- [Required action A] Copy from the passage about Prasad the part that opens with the words containing "The academy, which" and closes with "launch IT innovations.".
- [Required action B] Using the passage about Prasad, decide whether each statement agrees with it. Answer yes or no for each, and quote the words that decide it. (i) The European Innovation Academy program lasts three weeks. (ii) Prasad is pursuing a master's degree in business administration. (iii) Nine other ASU students are going to Nice with Prasad.

START Given text

The Arizona State University student, who is the founder of two start-ups, is pursuing his master’s degree in computer engineering from the Ira A. Fulton Schools of Engineering. He has seen firsthand how most Indian youth, rather than pursuing their interests, feel compelled to pursue engineering, medical or MBA degrees as a result of societal pressure to follow a traditional career path.

“The pressure to succeed by way of finding a great job is so much that most young people don’t even consider their passions and think entrepreneurially,” he said. “I’d like to encourage free thinking in India, help young people make their ideas happen.”

Prasad hopes to start a network of spaces in India that encourage entrepreneurial thinking, discussion and collaboration, similar to ASU’s Changemaker Central space.

To help refine his entrepreneurial skills, build valuable contacts and seek mentors from all over the world, Prasad, along with 10 other entrepreneurial ASU students, is headed to Nice, France, this summer to join nearly 600 students from 65 different countries and nationalities around the world at the European Innovation Academy (EIA). 

The academy, which begins July 6, is a three-week-long extreme accelerator program focused on propelling students’ ideas to viable start-ups. This year, the residential program is focused on helping students launch IT innovations.

“ASU is implementing some of the most cutting-edge student entrepreneurship programs in the country,” said Garret Westlake, associate dean of student entrepreneurship at ASU’s Office of Entrepreneurship and Innovation, who was instrumental in implementing the partnership.

“Being part of the European Innovation Academy, which is a global gathering of some the world’s best entrepreneurial students, allows us to showcase our accomplishments and exchange best practices with other entrepreneurial institutions, such as Stanford University and the University of California at Berkeley.”

Sidnee Peck, director of the Center for Entrepreneurship at the W. P. Carey School of Business, will be accompanying the student group to Nice.

END Given text
START Provided data

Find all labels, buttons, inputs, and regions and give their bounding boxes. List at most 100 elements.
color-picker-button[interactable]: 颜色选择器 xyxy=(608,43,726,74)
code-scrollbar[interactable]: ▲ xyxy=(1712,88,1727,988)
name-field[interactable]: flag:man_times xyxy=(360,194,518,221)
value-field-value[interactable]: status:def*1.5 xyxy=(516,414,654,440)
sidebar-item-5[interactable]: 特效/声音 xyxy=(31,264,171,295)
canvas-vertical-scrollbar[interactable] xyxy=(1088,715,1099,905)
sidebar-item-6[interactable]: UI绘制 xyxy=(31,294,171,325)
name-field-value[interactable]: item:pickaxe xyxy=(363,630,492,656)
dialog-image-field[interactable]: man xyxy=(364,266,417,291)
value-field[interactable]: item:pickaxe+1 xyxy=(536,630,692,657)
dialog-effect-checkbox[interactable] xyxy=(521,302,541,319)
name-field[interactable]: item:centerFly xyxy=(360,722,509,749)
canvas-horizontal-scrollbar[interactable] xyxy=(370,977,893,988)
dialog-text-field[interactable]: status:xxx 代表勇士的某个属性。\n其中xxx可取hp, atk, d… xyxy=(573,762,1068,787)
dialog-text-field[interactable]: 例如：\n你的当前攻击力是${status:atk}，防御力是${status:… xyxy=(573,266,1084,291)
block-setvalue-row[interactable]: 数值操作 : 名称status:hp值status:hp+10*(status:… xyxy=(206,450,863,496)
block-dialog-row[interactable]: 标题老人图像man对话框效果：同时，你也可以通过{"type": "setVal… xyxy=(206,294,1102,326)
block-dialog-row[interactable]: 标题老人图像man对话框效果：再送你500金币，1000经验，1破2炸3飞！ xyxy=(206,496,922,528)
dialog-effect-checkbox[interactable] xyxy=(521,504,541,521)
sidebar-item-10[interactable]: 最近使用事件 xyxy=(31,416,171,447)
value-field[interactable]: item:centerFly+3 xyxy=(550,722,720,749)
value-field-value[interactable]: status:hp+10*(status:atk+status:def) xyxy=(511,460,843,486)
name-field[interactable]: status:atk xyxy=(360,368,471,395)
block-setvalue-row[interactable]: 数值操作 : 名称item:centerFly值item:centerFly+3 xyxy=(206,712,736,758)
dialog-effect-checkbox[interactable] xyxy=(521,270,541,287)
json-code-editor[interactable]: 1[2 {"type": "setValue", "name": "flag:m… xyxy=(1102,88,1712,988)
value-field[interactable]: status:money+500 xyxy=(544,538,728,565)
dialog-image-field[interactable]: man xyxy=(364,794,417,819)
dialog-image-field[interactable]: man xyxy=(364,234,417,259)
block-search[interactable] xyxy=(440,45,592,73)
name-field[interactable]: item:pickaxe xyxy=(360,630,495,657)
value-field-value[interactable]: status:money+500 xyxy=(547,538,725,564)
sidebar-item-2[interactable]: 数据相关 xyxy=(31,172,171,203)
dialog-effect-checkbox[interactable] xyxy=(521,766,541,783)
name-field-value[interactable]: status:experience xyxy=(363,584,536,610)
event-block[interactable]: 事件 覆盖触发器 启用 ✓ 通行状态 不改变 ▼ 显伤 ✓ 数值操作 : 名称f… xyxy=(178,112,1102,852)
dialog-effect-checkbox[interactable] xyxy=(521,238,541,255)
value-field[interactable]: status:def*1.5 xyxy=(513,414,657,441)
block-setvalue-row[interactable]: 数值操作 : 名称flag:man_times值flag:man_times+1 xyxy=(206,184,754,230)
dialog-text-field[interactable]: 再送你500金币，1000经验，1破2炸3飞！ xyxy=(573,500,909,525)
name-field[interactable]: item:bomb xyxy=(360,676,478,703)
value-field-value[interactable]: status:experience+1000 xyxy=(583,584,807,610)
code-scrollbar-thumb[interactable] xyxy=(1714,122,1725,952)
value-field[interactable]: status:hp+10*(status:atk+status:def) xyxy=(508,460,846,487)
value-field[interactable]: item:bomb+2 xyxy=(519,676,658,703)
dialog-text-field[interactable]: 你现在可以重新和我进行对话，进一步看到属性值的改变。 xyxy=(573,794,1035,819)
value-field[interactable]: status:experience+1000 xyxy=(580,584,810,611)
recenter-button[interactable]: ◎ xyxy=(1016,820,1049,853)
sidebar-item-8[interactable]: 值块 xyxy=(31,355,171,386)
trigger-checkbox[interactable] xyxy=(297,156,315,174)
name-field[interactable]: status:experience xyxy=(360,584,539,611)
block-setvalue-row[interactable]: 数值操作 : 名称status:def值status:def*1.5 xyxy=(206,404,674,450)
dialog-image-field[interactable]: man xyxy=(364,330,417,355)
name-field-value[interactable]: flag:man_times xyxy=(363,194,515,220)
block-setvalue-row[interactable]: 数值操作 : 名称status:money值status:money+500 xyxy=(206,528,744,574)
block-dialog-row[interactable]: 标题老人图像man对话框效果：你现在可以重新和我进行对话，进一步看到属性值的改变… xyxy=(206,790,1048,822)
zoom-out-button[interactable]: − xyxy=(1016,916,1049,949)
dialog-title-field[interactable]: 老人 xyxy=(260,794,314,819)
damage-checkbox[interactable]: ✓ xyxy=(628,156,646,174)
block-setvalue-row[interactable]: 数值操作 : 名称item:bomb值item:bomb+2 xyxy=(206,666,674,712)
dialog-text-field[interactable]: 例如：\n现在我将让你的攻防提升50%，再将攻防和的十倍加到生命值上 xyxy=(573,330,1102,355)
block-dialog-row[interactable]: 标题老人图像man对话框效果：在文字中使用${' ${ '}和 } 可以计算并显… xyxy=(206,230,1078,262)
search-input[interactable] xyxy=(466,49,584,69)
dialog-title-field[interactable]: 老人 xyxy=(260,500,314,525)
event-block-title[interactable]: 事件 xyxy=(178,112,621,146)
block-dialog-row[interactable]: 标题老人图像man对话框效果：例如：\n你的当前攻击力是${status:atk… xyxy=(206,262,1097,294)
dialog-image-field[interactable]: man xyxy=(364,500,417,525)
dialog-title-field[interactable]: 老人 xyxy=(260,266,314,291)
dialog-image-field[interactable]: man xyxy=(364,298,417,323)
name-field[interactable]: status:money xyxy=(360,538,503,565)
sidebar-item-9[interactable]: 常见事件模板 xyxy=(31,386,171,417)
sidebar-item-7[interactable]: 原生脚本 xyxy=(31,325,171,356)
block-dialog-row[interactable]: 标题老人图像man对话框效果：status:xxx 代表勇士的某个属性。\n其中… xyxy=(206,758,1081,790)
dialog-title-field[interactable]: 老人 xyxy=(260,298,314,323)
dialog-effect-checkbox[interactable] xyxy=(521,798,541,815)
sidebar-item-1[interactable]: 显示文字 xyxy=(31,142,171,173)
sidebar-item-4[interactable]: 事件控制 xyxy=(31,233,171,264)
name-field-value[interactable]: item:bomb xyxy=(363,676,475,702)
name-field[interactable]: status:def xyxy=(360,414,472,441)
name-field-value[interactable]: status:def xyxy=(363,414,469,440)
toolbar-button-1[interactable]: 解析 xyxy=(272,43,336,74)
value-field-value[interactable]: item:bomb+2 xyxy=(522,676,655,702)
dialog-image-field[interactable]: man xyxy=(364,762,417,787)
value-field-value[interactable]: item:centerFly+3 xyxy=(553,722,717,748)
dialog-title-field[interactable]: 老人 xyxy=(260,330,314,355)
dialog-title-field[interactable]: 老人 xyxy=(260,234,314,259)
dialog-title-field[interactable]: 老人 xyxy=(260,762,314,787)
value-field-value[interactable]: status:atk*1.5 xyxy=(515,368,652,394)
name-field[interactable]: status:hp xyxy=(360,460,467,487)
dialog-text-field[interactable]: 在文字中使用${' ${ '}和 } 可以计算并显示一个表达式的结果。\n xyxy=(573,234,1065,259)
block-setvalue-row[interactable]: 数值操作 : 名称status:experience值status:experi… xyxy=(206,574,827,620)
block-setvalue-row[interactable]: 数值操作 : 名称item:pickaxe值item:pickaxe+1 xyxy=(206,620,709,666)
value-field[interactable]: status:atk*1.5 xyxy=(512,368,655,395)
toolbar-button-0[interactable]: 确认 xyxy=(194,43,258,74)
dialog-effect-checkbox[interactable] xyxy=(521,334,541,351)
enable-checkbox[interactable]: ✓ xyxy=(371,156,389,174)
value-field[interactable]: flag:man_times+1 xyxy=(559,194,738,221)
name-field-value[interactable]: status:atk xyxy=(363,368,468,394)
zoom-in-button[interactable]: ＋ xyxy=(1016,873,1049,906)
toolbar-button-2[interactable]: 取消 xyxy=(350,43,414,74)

END Provided data

- [Answer box A]
The academy, which begins July 6, is a three-week-long extreme accelerator program focused on propelling students’ ideas to viable start-ups. This year, the residential program is focused on helping students launch IT innovations.

- [Answer box B]
(i) Yes: "a three-week-long extreme accelerator program"
(ii) No: "pursuing his master’s degree in computer engineering"
(iii) No: "along with 10 other entrepreneurial ASU students"